→ **What is expected**
From the entries below, copy every line that holds the word "subtitle".

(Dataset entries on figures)

▶

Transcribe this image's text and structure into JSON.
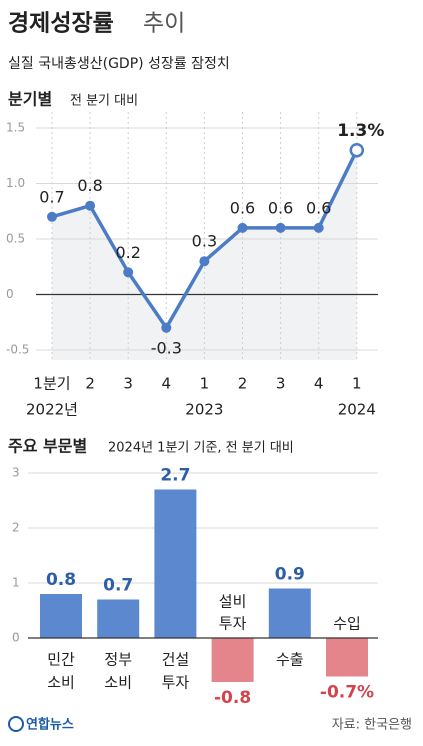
{
  "header": {
    "title": "경제성장률",
    "title_light": "추이",
    "subtitle": "실질 국내총생산(GDP) 성장률 잠정치"
  },
  "chart_data": [
    {
      "type": "line",
      "title": "분기별",
      "subtitle": "전 분기 대비",
      "categories": [
        "1분기",
        "2",
        "3",
        "4",
        "1",
        "2",
        "3",
        "4",
        "1"
      ],
      "year_labels": [
        "2022년",
        null,
        null,
        null,
        "2023",
        null,
        null,
        null,
        "2024"
      ],
      "values": [
        0.7,
        0.8,
        0.2,
        -0.3,
        0.3,
        0.6,
        0.6,
        0.6,
        1.3
      ],
      "value_labels": [
        "0.7",
        "0.8",
        "0.2",
        "-0.3",
        "0.3",
        "0.6",
        "0.6",
        "0.6",
        "1.3%"
      ],
      "color": "#4d7cc7",
      "ylim": [
        -0.5,
        1.5
      ],
      "yticks": [
        1.5,
        {
          "value": 1,
          "label": "1.0"
        },
        0.5,
        0,
        -0.5
      ],
      "grid": true
    },
    {
      "type": "bar",
      "title": "주요 부문별",
      "subtitle": "2024년 1분기 기준, 전 분기 대비",
      "categories": [
        [
          "민간",
          "소비"
        ],
        [
          "정부",
          "소비"
        ],
        [
          "건설",
          "투자"
        ],
        [
          "설비",
          "투자"
        ],
        [
          "수출"
        ],
        [
          "수입"
        ]
      ],
      "values": [
        0.8,
        0.7,
        2.7,
        -0.8,
        0.9,
        -0.7
      ],
      "value_labels": [
        "0.8",
        "0.7",
        "2.7",
        "-0.8",
        "0.9",
        "-0.7%"
      ],
      "color": "#5b88cf",
      "negative_color": "#e3858b",
      "ylim": [
        -1,
        3
      ],
      "yticks": [
        0,
        1,
        2,
        3
      ],
      "grid": true
    }
  ],
  "footer": {
    "logo": "연합뉴스",
    "source": "자료: 한국은행"
  }
}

◀

→ **Written answer**
    "subtitle": "실질 국내총생산(GDP) 성장률 잠정치"
      "subtitle": "전 분기 대비",
      "subtitle": "2024년 1분기 기준, 전 분기 대비",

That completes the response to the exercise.